▸ **Given information**:
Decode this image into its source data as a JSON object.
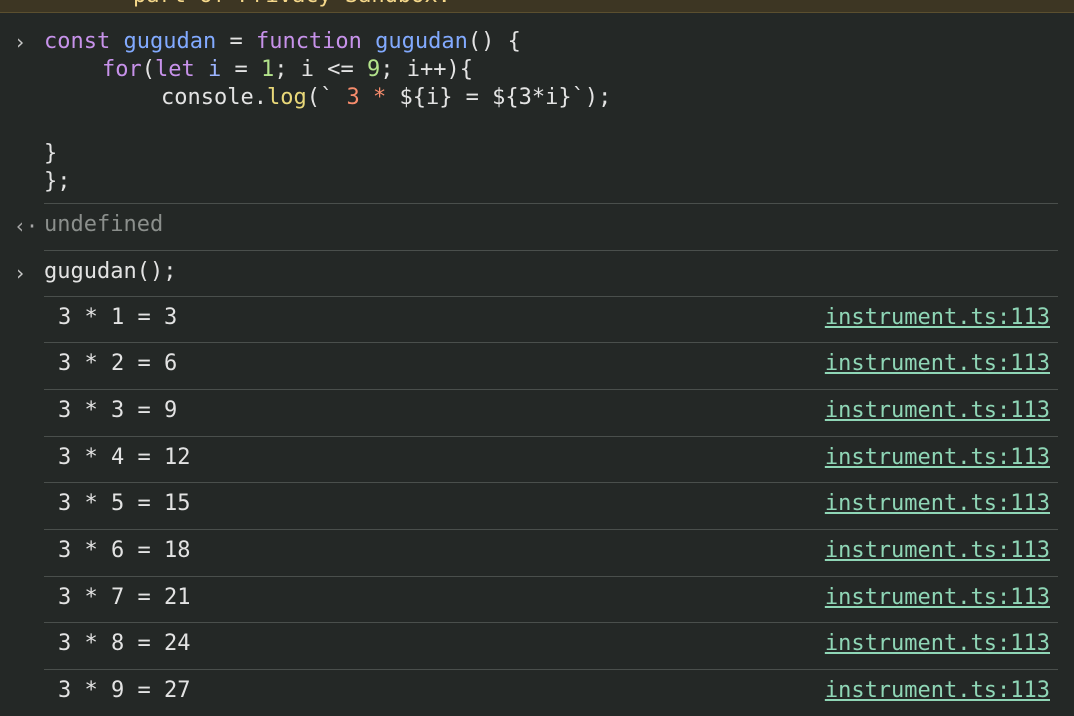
{
  "banner": {
    "text": "part of Privacy Sandbox."
  },
  "input_block": {
    "prompt_symbol": "›",
    "line1": {
      "kw": "const",
      "name": "gugudan",
      "eq": "=",
      "kw2": "function",
      "name2": "gugudan",
      "rest": "() {"
    },
    "line2": {
      "kw": "for",
      "open": "(",
      "kw2": "let",
      "var": "i",
      "mid1": "=",
      "num1": "1",
      "mid2": "; i <=",
      "num2": "9",
      "rest": "; i++){"
    },
    "line3": {
      "obj": "console.",
      "fn": "log",
      "open": "(`",
      "tmpl": " 3 * ",
      "rest": "${i} = ${3*i}`);"
    },
    "line4": "",
    "line5": "}",
    "line6": "};"
  },
  "result1": {
    "symbol": "‹·",
    "text": "undefined"
  },
  "input2": {
    "prompt_symbol": "›",
    "code": "gugudan();"
  },
  "logs": [
    {
      "msg": "3 * 1 = 3",
      "src": "instrument.ts:113"
    },
    {
      "msg": "3 * 2 = 6",
      "src": "instrument.ts:113"
    },
    {
      "msg": "3 * 3 = 9",
      "src": "instrument.ts:113"
    },
    {
      "msg": "3 * 4 = 12",
      "src": "instrument.ts:113"
    },
    {
      "msg": "3 * 5 = 15",
      "src": "instrument.ts:113"
    },
    {
      "msg": "3 * 6 = 18",
      "src": "instrument.ts:113"
    },
    {
      "msg": "3 * 7 = 21",
      "src": "instrument.ts:113"
    },
    {
      "msg": "3 * 8 = 24",
      "src": "instrument.ts:113"
    },
    {
      "msg": "3 * 9 = 27",
      "src": "instrument.ts:113"
    }
  ]
}
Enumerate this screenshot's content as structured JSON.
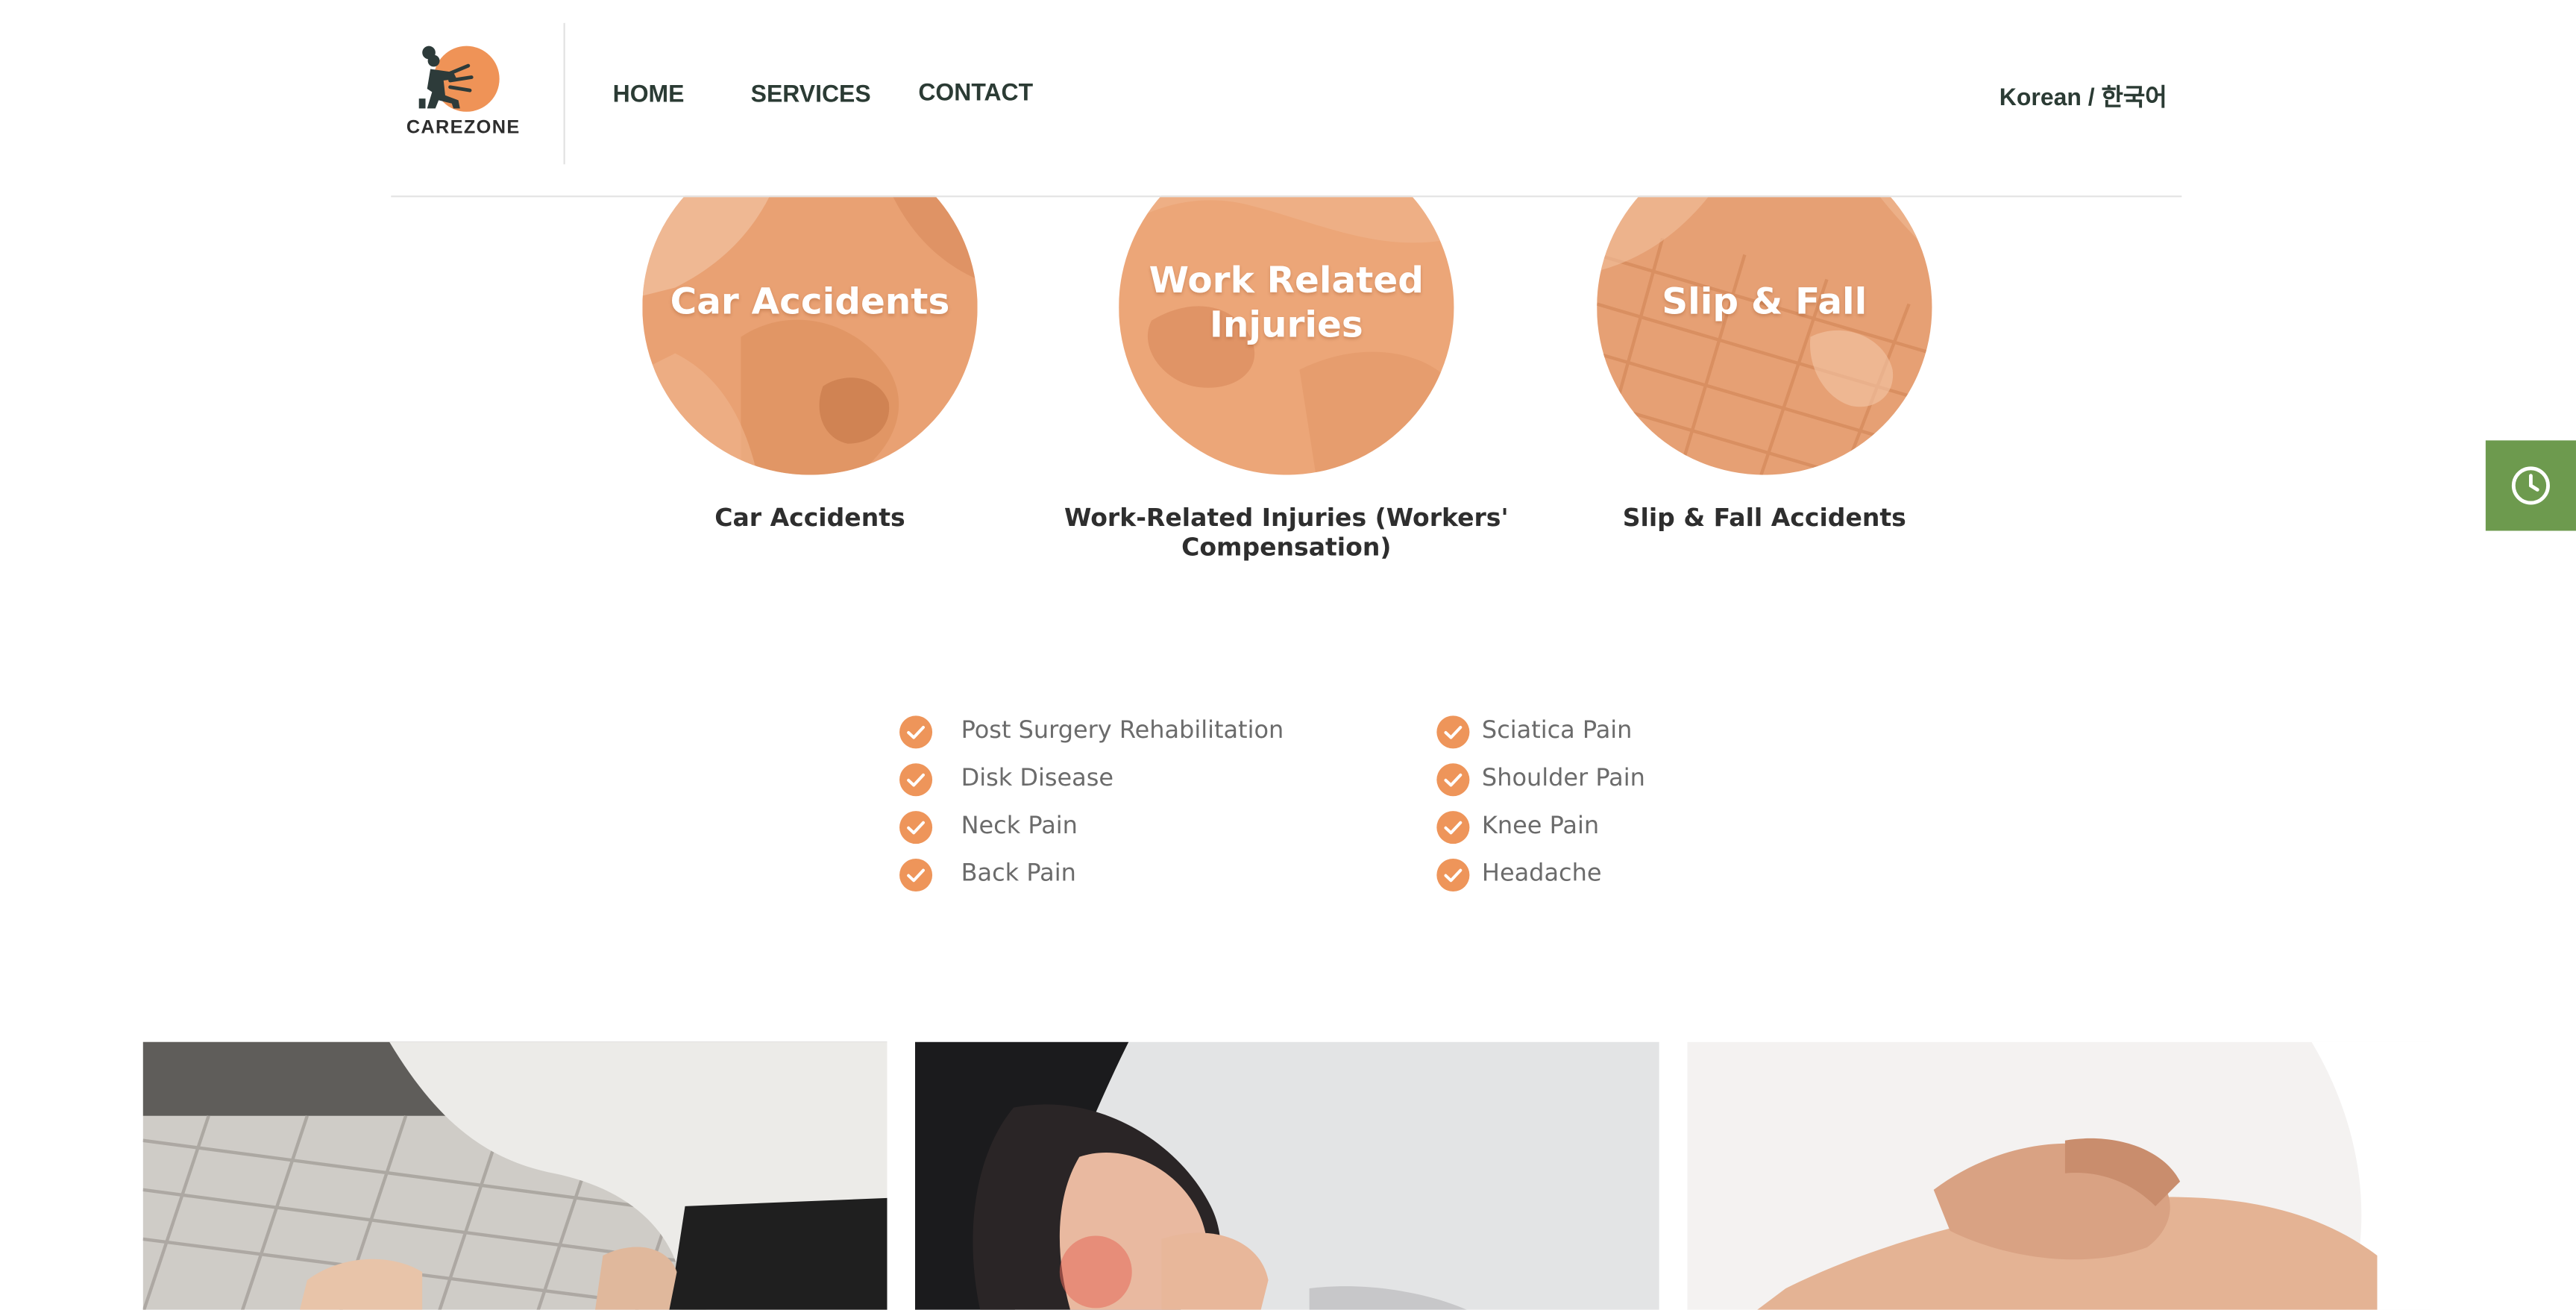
{
  "header": {
    "logo_text": "CAREZONE",
    "nav": [
      "HOME",
      "SERVICES",
      "CONTACT"
    ],
    "language_label": "Korean / 한국어"
  },
  "services": [
    {
      "circle_title": "Car Accidents",
      "caption": "Car Accidents"
    },
    {
      "circle_title": "Work Related Injuries",
      "caption": "Work-Related Injuries (Workers' Compensation)"
    },
    {
      "circle_title": "Slip & Fall",
      "caption": "Slip & Fall Accidents"
    }
  ],
  "conditions": {
    "left": [
      "Post Surgery Rehabilitation",
      "Disk Disease",
      "Neck Pain",
      "Back Pain"
    ],
    "right": [
      "Sciatica Pain",
      "Shoulder Pain",
      "Knee Pain",
      "Headache"
    ]
  },
  "icons": {
    "check": "check-circle-icon",
    "clock": "clock-icon"
  },
  "colors": {
    "accent_orange": "#EE955A",
    "circle_overlay": "#E9A377",
    "clock_tab_green": "#6D9A4E",
    "nav_text": "#2B3B34",
    "body_text": "#6B6B6B"
  }
}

▸ **Set task**:
Reply with nothing except the number of lines in the listing above that include "Injuries".

▸ **Solved exercise**:
2